Stored items:
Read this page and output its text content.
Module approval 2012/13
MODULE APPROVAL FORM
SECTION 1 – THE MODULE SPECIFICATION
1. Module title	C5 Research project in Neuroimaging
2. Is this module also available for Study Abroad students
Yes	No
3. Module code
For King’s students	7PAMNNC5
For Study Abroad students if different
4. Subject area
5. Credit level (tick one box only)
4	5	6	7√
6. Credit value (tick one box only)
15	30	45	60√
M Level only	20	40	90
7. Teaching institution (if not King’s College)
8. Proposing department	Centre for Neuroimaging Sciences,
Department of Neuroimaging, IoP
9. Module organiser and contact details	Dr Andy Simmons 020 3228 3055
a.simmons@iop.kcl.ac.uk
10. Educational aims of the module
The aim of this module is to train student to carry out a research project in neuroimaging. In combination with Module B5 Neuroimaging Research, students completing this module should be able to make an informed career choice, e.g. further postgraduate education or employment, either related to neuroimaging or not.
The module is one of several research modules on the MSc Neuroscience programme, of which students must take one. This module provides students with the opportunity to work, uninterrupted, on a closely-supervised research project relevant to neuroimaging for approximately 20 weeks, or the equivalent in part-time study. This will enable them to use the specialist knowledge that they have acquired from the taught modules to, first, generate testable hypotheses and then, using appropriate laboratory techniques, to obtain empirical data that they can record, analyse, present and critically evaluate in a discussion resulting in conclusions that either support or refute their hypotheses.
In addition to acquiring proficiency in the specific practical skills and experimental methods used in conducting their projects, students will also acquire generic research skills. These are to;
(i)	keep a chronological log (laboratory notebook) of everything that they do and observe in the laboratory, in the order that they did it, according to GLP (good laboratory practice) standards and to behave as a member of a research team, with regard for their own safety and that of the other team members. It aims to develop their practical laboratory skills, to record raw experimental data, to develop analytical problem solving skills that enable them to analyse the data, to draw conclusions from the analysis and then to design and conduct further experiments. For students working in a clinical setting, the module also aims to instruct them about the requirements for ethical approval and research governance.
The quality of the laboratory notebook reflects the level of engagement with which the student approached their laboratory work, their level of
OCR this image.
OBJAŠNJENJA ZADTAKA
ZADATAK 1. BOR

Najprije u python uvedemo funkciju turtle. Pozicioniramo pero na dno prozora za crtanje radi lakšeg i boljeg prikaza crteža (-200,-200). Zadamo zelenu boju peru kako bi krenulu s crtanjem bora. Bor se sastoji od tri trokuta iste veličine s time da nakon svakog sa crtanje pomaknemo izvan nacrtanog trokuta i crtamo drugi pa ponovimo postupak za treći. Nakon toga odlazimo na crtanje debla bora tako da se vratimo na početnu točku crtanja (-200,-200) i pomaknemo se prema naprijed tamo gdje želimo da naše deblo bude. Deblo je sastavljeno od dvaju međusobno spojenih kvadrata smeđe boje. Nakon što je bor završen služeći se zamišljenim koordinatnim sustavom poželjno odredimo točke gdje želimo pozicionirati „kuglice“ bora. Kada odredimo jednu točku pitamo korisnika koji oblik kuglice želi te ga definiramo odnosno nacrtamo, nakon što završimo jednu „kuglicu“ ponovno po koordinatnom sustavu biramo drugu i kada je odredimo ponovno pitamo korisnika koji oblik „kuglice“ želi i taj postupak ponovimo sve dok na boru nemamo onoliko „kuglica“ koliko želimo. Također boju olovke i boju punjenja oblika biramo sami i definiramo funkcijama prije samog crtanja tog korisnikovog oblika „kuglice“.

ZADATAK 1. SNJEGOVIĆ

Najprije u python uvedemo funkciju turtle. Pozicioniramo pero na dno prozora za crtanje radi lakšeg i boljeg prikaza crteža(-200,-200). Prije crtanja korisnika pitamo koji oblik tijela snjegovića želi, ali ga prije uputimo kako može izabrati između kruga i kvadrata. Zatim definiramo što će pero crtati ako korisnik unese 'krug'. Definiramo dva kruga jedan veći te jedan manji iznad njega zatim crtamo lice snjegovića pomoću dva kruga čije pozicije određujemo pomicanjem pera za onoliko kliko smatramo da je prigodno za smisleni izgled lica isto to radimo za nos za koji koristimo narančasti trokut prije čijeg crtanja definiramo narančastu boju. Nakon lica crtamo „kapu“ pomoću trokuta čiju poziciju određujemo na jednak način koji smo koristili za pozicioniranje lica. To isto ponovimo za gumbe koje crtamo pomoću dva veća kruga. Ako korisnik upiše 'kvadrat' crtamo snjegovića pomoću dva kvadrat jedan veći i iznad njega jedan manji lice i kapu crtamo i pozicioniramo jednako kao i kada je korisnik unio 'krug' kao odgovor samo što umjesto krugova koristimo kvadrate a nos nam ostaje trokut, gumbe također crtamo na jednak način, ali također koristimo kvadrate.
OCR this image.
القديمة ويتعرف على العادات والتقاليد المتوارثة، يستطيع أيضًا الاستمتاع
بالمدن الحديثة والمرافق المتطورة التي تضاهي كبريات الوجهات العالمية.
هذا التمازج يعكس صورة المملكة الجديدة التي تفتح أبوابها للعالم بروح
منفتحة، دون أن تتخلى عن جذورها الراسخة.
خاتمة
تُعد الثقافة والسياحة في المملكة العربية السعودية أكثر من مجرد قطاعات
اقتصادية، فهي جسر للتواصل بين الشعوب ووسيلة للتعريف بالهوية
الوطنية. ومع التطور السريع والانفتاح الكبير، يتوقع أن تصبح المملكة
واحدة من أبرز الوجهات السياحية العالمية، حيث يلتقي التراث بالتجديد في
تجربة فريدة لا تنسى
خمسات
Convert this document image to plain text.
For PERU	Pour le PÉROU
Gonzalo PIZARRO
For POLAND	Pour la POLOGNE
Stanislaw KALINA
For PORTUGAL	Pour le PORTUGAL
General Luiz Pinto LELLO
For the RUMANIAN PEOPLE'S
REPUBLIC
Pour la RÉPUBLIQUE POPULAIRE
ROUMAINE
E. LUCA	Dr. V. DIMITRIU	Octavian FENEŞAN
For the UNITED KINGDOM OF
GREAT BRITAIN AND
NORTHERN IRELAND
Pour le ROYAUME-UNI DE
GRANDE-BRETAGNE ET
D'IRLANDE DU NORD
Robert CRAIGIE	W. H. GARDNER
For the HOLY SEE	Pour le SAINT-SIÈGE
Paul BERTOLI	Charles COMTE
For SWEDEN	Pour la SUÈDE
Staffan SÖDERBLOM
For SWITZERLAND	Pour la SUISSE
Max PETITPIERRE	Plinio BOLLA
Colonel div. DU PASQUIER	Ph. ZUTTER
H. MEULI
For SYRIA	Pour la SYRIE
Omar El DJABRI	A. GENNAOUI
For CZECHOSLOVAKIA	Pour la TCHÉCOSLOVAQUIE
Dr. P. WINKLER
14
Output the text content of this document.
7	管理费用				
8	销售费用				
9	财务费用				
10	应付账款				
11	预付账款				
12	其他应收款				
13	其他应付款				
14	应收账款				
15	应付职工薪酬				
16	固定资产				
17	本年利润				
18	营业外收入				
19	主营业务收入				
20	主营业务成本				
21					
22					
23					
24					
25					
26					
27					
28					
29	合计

Challenge:
Can you give every line above again, exactly as written?

Finished answer:
Read this page and output its text content.
Module approval 2012/13
MODULE APPROVAL FORM
SECTION 1 – THE MODULE SPECIFICATION
1. Module title	C5 Research project in Neuroimaging
2. Is this module also available for Study Abroad students
Yes	No
3. Module code
For King’s students	7PAMNNC5
For Study Abroad students if different
4. Subject area
5. Credit level (tick one box only)
4	5	6	7√
6. Credit value (tick one box only)
15	30	45	60√
M Level only	20	40	90
7. Teaching institution (if not King’s College)
8. Proposing department	Centre for Neuroimaging Sciences,
Department of Neuroimaging, IoP
9. Module organiser and contact details	Dr Andy Simmons 020 3228 3055
a.simmons@iop.kcl.ac.uk
10. Educational aims of the module
The aim of this module is to train student to carry out a research project in neuroimaging. In combination with Module B5 Neuroimaging Research, students completing this module should be able to make an informed career choice, e.g. further postgraduate education or employment, either related to neuroimaging or not.
The module is one of several research modules on the MSc Neuroscience programme, of which students must take one. This module provides students with the opportunity to work, uninterrupted, on a closely-supervised research project relevant to neuroimaging for approximately 20 weeks, or the equivalent in part-time study. This will enable them to use the specialist knowledge that they have acquired from the taught modules to, first, generate testable hypotheses and then, using appropriate laboratory techniques, to obtain empirical data that they can record, analyse, present and critically evaluate in a discussion resulting in conclusions that either support or refute their hypotheses.
In addition to acquiring proficiency in the specific practical skills and experimental methods used in conducting their projects, students will also acquire generic research skills. These are to;
(i)	keep a chronological log (laboratory notebook) of everything that they do and observe in the laboratory, in the order that they did it, according to GLP (good laboratory practice) standards and to behave as a member of a research team, with regard for their own safety and that of the other team members. It aims to develop their practical laboratory skills, to record raw experimental data, to develop analytical problem solving skills that enable them to analyse the data, to draw conclusions from the analysis and then to design and conduct further experiments. For students working in a clinical setting, the module also aims to instruct them about the requirements for ethical approval and research governance.
The quality of the laboratory notebook reflects the level of engagement with which the student approached their laboratory work, their level of
OCR this image.
OBJAŠNJENJA ZADTAKA
ZADATAK 1. BOR

Najprije u python uvedemo funkciju turtle. Pozicioniramo pero na dno prozora za crtanje radi lakšeg i boljeg prikaza crteža (-200,-200). Zadamo zelenu boju peru kako bi krenulu s crtanjem bora. Bor se sastoji od tri trokuta iste veličine s time da nakon svakog sa crtanje pomaknemo izvan nacrtanog trokuta i crtamo drugi pa ponovimo postupak za treći. Nakon toga odlazimo na crtanje debla bora tako da se vratimo na početnu točku crtanja (-200,-200) i pomaknemo se prema naprijed tamo gdje želimo da naše deblo bude. Deblo je sastavljeno od dvaju međusobno spojenih kvadrata smeđe boje. Nakon što je bor završen služeći se zamišljenim koordinatnim sustavom poželjno odredimo točke gdje želimo pozicionirati „kuglice“ bora. Kada odredimo jednu točku pitamo korisnika koji oblik kuglice želi te ga definiramo odnosno nacrtamo, nakon što završimo jednu „kuglicu“ ponovno po koordinatnom sustavu biramo drugu i kada je odredimo ponovno pitamo korisnika koji oblik „kuglice“ želi i taj postupak ponovimo sve dok na boru nemamo onoliko „kuglica“ koliko želimo. Također boju olovke i boju punjenja oblika biramo sami i definiramo funkcijama prije samog crtanja tog korisnikovog oblika „kuglice“.

ZADATAK 1. SNJEGOVIĆ

Najprije u python uvedemo funkciju turtle. Pozicioniramo pero na dno prozora za crtanje radi lakšeg i boljeg prikaza crteža(-200,-200). Prije crtanja korisnika pitamo koji oblik tijela snjegovića želi, ali ga prije uputimo kako može izabrati između kruga i kvadrata. Zatim definiramo što će pero crtati ako korisnik unese 'krug'. Definiramo dva kruga jedan veći te jedan manji iznad njega zatim crtamo lice snjegovića pomoću dva kruga čije pozicije određujemo pomicanjem pera za onoliko kliko smatramo da je prigodno za smisleni izgled lica isto to radimo za nos za koji koristimo narančasti trokut prije čijeg crtanja definiramo narančastu boju. Nakon lica crtamo „kapu“ pomoću trokuta čiju poziciju određujemo na jednak način koji smo koristili za pozicioniranje lica. To isto ponovimo za gumbe koje crtamo pomoću dva veća kruga. Ako korisnik upiše 'kvadrat' crtamo snjegovića pomoću dva kvadrat jedan veći i iznad njega jedan manji lice i kapu crtamo i pozicioniramo jednako kao i kada je korisnik unio 'krug' kao odgovor samo što umjesto krugova koristimo kvadrate a nos nam ostaje trokut, gumbe također crtamo na jednak način, ali također koristimo kvadrate.
OCR this image.
القديمة ويتعرف على العادات والتقاليد المتوارثة، يستطيع أيضًا الاستمتاع
بالمدن الحديثة والمرافق المتطورة التي تضاهي كبريات الوجهات العالمية.
هذا التمازج يعكس صورة المملكة الجديدة التي تفتح أبوابها للعالم بروح
منفتحة، دون أن تتخلى عن جذورها الراسخة.
خاتمة
تُعد الثقافة والسياحة في المملكة العربية السعودية أكثر من مجرد قطاعات
اقتصادية، فهي جسر للتواصل بين الشعوب ووسيلة للتعريف بالهوية
الوطنية. ومع التطور السريع والانفتاح الكبير، يتوقع أن تصبح المملكة
واحدة من أبرز الوجهات السياحية العالمية، حيث يلتقي التراث بالتجديد في
تجربة فريدة لا تنسى
خمسات
Convert this document image to plain text.
For PERU	Pour le PÉROU
Gonzalo PIZARRO
For POLAND	Pour la POLOGNE
Stanislaw KALINA
For PORTUGAL	Pour le PORTUGAL
General Luiz Pinto LELLO
For the RUMANIAN PEOPLE'S
REPUBLIC
Pour la RÉPUBLIQUE POPULAIRE
ROUMAINE
E. LUCA	Dr. V. DIMITRIU	Octavian FENEŞAN
For the UNITED KINGDOM OF
GREAT BRITAIN AND
NORTHERN IRELAND
Pour le ROYAUME-UNI DE
GRANDE-BRETAGNE ET
D'IRLANDE DU NORD
Robert CRAIGIE	W. H. GARDNER
For the HOLY SEE	Pour le SAINT-SIÈGE
Paul BERTOLI	Charles COMTE
For SWEDEN	Pour la SUÈDE
Staffan SÖDERBLOM
For SWITZERLAND	Pour la SUISSE
Max PETITPIERRE	Plinio BOLLA
Colonel div. DU PASQUIER	Ph. ZUTTER
H. MEULI
For SYRIA	Pour la SYRIE
Omar El DJABRI	A. GENNAOUI
For CZECHOSLOVAKIA	Pour la TCHÉCOSLOVAQUIE
Dr. P. WINKLER
14
Output the text content of this document.
7	管理费用				
8	销售费用				
9	财务费用				
10	应付账款				
11	预付账款				
12	其他应收款				
13	其他应付款				
14	应收账款				
15	应付职工薪酬				
16	固定资产				
17	本年利润				
18	营业外收入				
19	主营业务收入				
20	主营业务成本				
21					
22					
23					
24					
25					
26					
27					
28					
29	合计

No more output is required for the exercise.